# RAW RECORDS
┄┄┄┄┄┄┄┄┄┄┄┄┄┄┄┄┄┄┄┄

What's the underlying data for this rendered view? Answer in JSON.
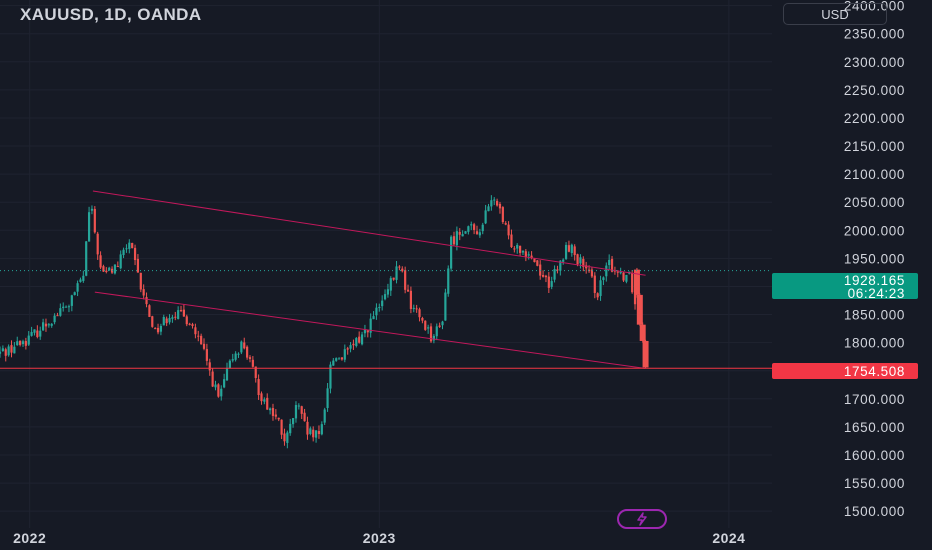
{
  "header": {
    "title": "XAUUSD, 1D, OANDA",
    "currency": "USD"
  },
  "price_tags": {
    "current_price": "1928.165",
    "countdown": "06:24:23",
    "support_price": "1754.508"
  },
  "colors": {
    "background": "#161a25",
    "up": "#26a69a",
    "down": "#ef5350",
    "trendline": "#c2185b",
    "support": "#f23645",
    "current_tag": "#089981",
    "flash": "#9c27b0"
  },
  "icons": {
    "flash": "lightning-icon"
  },
  "chart_data": {
    "type": "candlestick",
    "title": "XAUUSD, 1D, OANDA",
    "xlabel": "",
    "ylabel": "",
    "y_ticks": [
      "2400.000",
      "2350.000",
      "2300.000",
      "2250.000",
      "2200.000",
      "2150.000",
      "2100.000",
      "2050.000",
      "2000.000",
      "1950.000",
      "1900.000",
      "1850.000",
      "1800.000",
      "1750.000",
      "1700.000",
      "1650.000",
      "1600.000",
      "1550.000",
      "1500.000"
    ],
    "ylim": [
      1470,
      2410
    ],
    "x_ticks": [
      "2022",
      "2023",
      "2024"
    ],
    "xlim": [
      "2021-12-01",
      "2024-02-15"
    ],
    "grid": true,
    "current_price": 1928.165,
    "horizontal_line": 1754.508,
    "trend_channel": [
      {
        "start": [
          "2022-03-08",
          2070
        ],
        "end": [
          "2023-10-06",
          1920
        ]
      },
      {
        "start": [
          "2022-03-10",
          1890
        ],
        "end": [
          "2023-10-06",
          1754
        ]
      }
    ],
    "price_path": [
      [
        "2021-12-01",
        1780
      ],
      [
        "2021-12-15",
        1790
      ],
      [
        "2022-01-05",
        1810
      ],
      [
        "2022-01-25",
        1840
      ],
      [
        "2022-02-15",
        1870
      ],
      [
        "2022-03-01",
        1920
      ],
      [
        "2022-03-08",
        2050
      ],
      [
        "2022-03-20",
        1920
      ],
      [
        "2022-04-05",
        1935
      ],
      [
        "2022-04-18",
        1980
      ],
      [
        "2022-05-01",
        1890
      ],
      [
        "2022-05-15",
        1820
      ],
      [
        "2022-06-01",
        1855
      ],
      [
        "2022-06-20",
        1840
      ],
      [
        "2022-07-05",
        1780
      ],
      [
        "2022-07-20",
        1700
      ],
      [
        "2022-08-05",
        1780
      ],
      [
        "2022-08-15",
        1800
      ],
      [
        "2022-09-01",
        1710
      ],
      [
        "2022-09-20",
        1660
      ],
      [
        "2022-09-28",
        1620
      ],
      [
        "2022-10-10",
        1690
      ],
      [
        "2022-10-20",
        1640
      ],
      [
        "2022-11-03",
        1630
      ],
      [
        "2022-11-15",
        1770
      ],
      [
        "2022-12-01",
        1780
      ],
      [
        "2022-12-20",
        1820
      ],
      [
        "2023-01-10",
        1880
      ],
      [
        "2023-01-25",
        1940
      ],
      [
        "2023-02-05",
        1870
      ],
      [
        "2023-02-20",
        1835
      ],
      [
        "2023-02-28",
        1810
      ],
      [
        "2023-03-10",
        1830
      ],
      [
        "2023-03-20",
        1980
      ],
      [
        "2023-04-05",
        2010
      ],
      [
        "2023-04-15",
        1990
      ],
      [
        "2023-05-04",
        2060
      ],
      [
        "2023-05-20",
        1980
      ],
      [
        "2023-06-10",
        1960
      ],
      [
        "2023-06-29",
        1905
      ],
      [
        "2023-07-10",
        1930
      ],
      [
        "2023-07-20",
        1975
      ],
      [
        "2023-08-05",
        1935
      ],
      [
        "2023-08-20",
        1890
      ],
      [
        "2023-09-01",
        1940
      ],
      [
        "2023-09-15",
        1920
      ],
      [
        "2023-09-22",
        1925
      ],
      [
        "2023-09-27",
        1880
      ],
      [
        "2023-10-02",
        1830
      ],
      [
        "2023-10-06",
        1785
      ]
    ],
    "candle_every_days": 3,
    "final_candles": [
      {
        "date": "2023-09-27",
        "open": 1930,
        "high": 1933,
        "low": 1880,
        "close": 1885
      },
      {
        "date": "2023-09-30",
        "open": 1885,
        "high": 1888,
        "low": 1830,
        "close": 1832
      },
      {
        "date": "2023-10-03",
        "open": 1832,
        "high": 1836,
        "low": 1800,
        "close": 1803
      },
      {
        "date": "2023-10-06",
        "open": 1803,
        "high": 1805,
        "low": 1754,
        "close": 1756
      }
    ]
  }
}
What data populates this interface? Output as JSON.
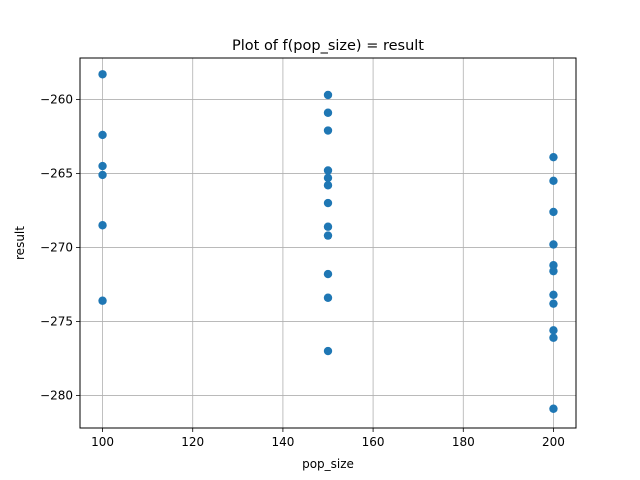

┄┄┄┄┄┄┄┄┄┄┄┄┄┄┄┄┄┄┄┄

# WHAT IS REQUIRED
Omit the pictures. Transcribe every record exactly.

# SOLUTION TO THIS EXERCISE
What's the underlying data for this rendered view? Answer in JSON.
{
  "header": {
    "title": "XAUUSD, 1D, OANDA",
    "currency": "USD"
  },
  "price_tags": {
    "current_price": "1928.165",
    "countdown": "06:24:23",
    "support_price": "1754.508"
  },
  "colors": {
    "background": "#161a25",
    "up": "#26a69a",
    "down": "#ef5350",
    "trendline": "#c2185b",
    "support": "#f23645",
    "current_tag": "#089981",
    "flash": "#9c27b0"
  },
  "icons": {
    "flash": "lightning-icon"
  },
  "chart_data": {
    "type": "candlestick",
    "title": "XAUUSD, 1D, OANDA",
    "xlabel": "",
    "ylabel": "",
    "y_ticks": [
      "2400.000",
      "2350.000",
      "2300.000",
      "2250.000",
      "2200.000",
      "2150.000",
      "2100.000",
      "2050.000",
      "2000.000",
      "1950.000",
      "1900.000",
      "1850.000",
      "1800.000",
      "1750.000",
      "1700.000",
      "1650.000",
      "1600.000",
      "1550.000",
      "1500.000"
    ],
    "ylim": [
      1470,
      2410
    ],
    "x_ticks": [
      "2022",
      "2023",
      "2024"
    ],
    "xlim": [
      "2021-12-01",
      "2024-02-15"
    ],
    "grid": true,
    "current_price": 1928.165,
    "horizontal_line": 1754.508,
    "trend_channel": [
      {
        "start": [
          "2022-03-08",
          2070
        ],
        "end": [
          "2023-10-06",
          1920
        ]
      },
      {
        "start": [
          "2022-03-10",
          1890
        ],
        "end": [
          "2023-10-06",
          1754
        ]
      }
    ],
    "price_path": [
      [
        "2021-12-01",
        1780
      ],
      [
        "2021-12-15",
        1790
      ],
      [
        "2022-01-05",
        1810
      ],
      [
        "2022-01-25",
        1840
      ],
      [
        "2022-02-15",
        1870
      ],
      [
        "2022-03-01",
        1920
      ],
      [
        "2022-03-08",
        2050
      ],
      [
        "2022-03-20",
        1920
      ],
      [
        "2022-04-05",
        1935
      ],
      [
        "2022-04-18",
        1980
      ],
      [
        "2022-05-01",
        1890
      ],
      [
        "2022-05-15",
        1820
      ],
      [
        "2022-06-01",
        1855
      ],
      [
        "2022-06-20",
        1840
      ],
      [
        "2022-07-05",
        1780
      ],
      [
        "2022-07-20",
        1700
      ],
      [
        "2022-08-05",
        1780
      ],
      [
        "2022-08-15",
        1800
      ],
      [
        "2022-09-01",
        1710
      ],
      [
        "2022-09-20",
        1660
      ],
      [
        "2022-09-28",
        1620
      ],
      [
        "2022-10-10",
        1690
      ],
      [
        "2022-10-20",
        1640
      ],
      [
        "2022-11-03",
        1630
      ],
      [
        "2022-11-15",
        1770
      ],
      [
        "2022-12-01",
        1780
      ],
      [
        "2022-12-20",
        1820
      ],
      [
        "2023-01-10",
        1880
      ],
      [
        "2023-01-25",
        1940
      ],
      [
        "2023-02-05",
        1870
      ],
      [
        "2023-02-20",
        1835
      ],
      [
        "2023-02-28",
        1810
      ],
      [
        "2023-03-10",
        1830
      ],
      [
        "2023-03-20",
        1980
      ],
      [
        "2023-04-05",
        2010
      ],
      [
        "2023-04-15",
        1990
      ],
      [
        "2023-05-04",
        2060
      ],
      [
        "2023-05-20",
        1980
      ],
      [
        "2023-06-10",
        1960
      ],
      [
        "2023-06-29",
        1905
      ],
      [
        "2023-07-10",
        1930
      ],
      [
        "2023-07-20",
        1975
      ],
      [
        "2023-08-05",
        1935
      ],
      [
        "2023-08-20",
        1890
      ],
      [
        "2023-09-01",
        1940
      ],
      [
        "2023-09-15",
        1920
      ],
      [
        "2023-09-22",
        1925
      ],
      [
        "2023-09-27",
        1880
      ],
      [
        "2023-10-02",
        1830
      ],
      [
        "2023-10-06",
        1785
      ]
    ],
    "candle_every_days": 3,
    "final_candles": [
      {
        "date": "2023-09-27",
        "open": 1930,
        "high": 1933,
        "low": 1880,
        "close": 1885
      },
      {
        "date": "2023-09-30",
        "open": 1885,
        "high": 1888,
        "low": 1830,
        "close": 1832
      },
      {
        "date": "2023-10-03",
        "open": 1832,
        "high": 1836,
        "low": 1800,
        "close": 1803
      },
      {
        "date": "2023-10-06",
        "open": 1803,
        "high": 1805,
        "low": 1754,
        "close": 1756
      }
    ]
  }
}
What data populates this interface? Output as JSON.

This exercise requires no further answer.